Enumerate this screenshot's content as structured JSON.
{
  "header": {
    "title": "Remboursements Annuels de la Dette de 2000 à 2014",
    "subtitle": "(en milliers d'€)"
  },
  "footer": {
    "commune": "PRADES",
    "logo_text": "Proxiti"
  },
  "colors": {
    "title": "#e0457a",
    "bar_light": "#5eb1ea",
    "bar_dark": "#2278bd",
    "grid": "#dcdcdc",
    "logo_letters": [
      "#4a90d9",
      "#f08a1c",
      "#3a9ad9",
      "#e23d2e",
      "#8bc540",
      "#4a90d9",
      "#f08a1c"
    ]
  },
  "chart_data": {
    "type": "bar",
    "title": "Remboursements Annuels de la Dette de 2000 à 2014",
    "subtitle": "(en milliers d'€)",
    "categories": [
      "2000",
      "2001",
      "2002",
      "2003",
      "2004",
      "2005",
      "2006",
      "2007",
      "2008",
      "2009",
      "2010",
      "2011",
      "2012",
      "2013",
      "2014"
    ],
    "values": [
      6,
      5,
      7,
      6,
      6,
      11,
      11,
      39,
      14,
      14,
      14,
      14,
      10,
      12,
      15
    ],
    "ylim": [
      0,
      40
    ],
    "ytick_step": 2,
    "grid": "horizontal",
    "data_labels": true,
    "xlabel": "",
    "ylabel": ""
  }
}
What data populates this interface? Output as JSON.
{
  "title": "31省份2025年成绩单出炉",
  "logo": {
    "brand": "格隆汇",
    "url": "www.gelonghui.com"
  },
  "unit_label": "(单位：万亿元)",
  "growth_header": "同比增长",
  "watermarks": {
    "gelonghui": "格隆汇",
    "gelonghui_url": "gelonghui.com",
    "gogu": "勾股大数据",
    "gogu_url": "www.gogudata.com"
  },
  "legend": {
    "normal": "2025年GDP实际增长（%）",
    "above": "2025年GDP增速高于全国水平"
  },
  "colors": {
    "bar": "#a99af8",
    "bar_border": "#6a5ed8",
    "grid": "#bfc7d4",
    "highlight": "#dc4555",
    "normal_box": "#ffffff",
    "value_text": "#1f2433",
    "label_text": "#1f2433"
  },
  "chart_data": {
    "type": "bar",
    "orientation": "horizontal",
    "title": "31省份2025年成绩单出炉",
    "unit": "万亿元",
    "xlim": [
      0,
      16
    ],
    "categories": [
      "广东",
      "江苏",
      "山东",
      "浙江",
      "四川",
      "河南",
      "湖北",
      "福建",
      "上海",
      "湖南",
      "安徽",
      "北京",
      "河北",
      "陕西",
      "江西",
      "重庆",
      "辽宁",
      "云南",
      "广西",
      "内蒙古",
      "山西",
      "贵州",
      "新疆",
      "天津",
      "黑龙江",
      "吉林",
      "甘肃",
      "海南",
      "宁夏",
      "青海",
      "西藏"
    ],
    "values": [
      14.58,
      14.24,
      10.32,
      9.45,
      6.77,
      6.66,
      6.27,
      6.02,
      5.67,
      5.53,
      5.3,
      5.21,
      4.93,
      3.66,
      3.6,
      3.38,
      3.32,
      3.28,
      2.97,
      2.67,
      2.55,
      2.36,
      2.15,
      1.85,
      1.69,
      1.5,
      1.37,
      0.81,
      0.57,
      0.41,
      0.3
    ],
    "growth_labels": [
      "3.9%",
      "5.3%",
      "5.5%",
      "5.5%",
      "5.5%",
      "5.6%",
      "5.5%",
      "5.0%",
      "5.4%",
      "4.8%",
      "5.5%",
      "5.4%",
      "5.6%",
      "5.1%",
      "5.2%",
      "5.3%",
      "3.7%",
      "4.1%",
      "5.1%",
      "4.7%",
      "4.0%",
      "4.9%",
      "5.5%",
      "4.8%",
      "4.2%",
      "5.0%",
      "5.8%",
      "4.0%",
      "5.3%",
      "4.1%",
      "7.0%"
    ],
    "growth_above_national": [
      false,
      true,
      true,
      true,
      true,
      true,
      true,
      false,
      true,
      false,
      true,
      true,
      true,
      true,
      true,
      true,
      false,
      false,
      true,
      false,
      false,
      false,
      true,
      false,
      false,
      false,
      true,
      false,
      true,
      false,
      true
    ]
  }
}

◇ ◇ ◇ ◇ ◇ ◇ ◇

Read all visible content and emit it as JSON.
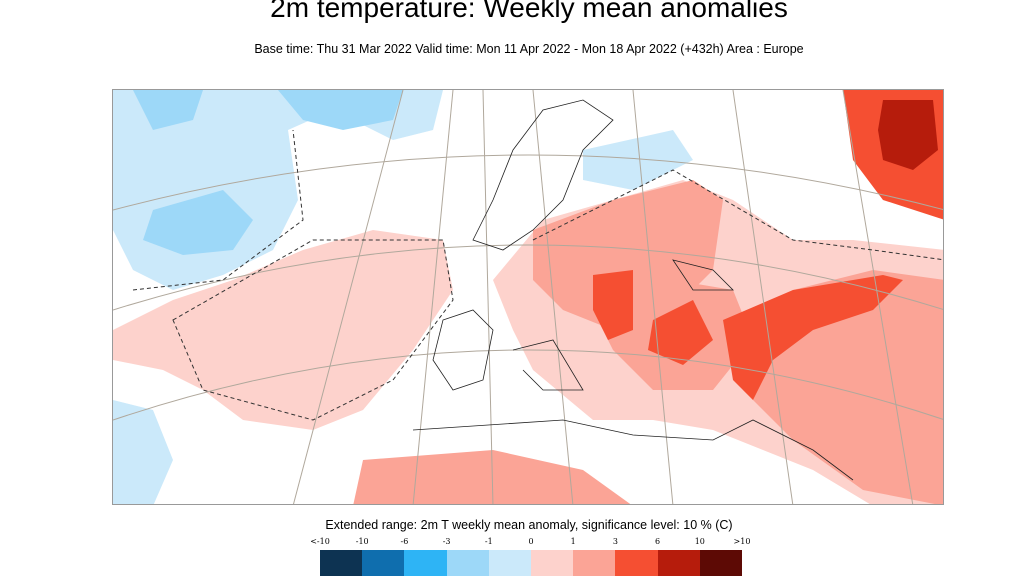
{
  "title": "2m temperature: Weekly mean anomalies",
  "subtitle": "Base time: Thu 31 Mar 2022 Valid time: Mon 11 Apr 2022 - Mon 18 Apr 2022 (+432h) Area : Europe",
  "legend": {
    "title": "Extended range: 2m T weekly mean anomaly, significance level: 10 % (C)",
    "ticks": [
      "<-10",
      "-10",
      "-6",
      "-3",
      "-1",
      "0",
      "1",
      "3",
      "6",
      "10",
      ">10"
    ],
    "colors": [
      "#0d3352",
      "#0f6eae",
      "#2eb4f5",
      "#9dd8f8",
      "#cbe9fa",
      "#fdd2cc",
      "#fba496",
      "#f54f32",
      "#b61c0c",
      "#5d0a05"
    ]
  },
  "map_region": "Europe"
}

◇ ◇ ◇ ◇ ◇ ◇ ◇

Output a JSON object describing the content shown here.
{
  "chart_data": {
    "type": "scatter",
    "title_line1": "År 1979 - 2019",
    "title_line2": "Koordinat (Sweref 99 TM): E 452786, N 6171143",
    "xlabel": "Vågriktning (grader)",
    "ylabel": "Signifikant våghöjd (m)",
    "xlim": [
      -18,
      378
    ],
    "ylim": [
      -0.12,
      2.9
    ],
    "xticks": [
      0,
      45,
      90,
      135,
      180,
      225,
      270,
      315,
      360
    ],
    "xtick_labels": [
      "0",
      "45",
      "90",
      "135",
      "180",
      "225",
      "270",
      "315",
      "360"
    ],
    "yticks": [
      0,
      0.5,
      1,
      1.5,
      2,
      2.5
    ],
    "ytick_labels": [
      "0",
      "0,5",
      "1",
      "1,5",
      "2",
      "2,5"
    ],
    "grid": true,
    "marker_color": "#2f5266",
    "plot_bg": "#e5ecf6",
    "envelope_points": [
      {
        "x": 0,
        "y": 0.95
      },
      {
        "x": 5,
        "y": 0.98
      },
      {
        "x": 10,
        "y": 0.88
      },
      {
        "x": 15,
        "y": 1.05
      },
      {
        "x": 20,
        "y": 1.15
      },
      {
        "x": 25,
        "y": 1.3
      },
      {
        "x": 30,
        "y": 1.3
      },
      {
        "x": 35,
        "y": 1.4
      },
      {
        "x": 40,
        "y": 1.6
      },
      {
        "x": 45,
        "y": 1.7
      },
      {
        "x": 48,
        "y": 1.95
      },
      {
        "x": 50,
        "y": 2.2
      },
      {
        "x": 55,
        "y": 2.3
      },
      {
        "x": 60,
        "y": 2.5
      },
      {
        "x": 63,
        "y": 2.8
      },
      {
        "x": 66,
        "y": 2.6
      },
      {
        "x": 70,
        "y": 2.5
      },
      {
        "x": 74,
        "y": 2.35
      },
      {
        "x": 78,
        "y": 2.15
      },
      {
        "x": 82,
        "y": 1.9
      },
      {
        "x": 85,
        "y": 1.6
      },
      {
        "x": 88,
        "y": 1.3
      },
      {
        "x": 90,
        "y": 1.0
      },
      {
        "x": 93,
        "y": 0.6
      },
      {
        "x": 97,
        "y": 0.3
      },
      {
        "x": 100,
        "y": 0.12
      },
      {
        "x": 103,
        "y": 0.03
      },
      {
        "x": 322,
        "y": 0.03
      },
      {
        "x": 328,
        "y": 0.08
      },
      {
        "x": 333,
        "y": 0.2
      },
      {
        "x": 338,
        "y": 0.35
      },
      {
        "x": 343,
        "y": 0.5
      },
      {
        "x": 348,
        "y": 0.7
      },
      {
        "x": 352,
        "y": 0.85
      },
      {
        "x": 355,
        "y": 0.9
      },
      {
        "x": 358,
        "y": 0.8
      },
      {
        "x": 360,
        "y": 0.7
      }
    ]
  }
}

◇ ◇ ◇ ◇ ◇ ◇ ◇

▸ **Task instructions**
Count how many lines contain "this" and give only that count.

▸ **Written reply**
2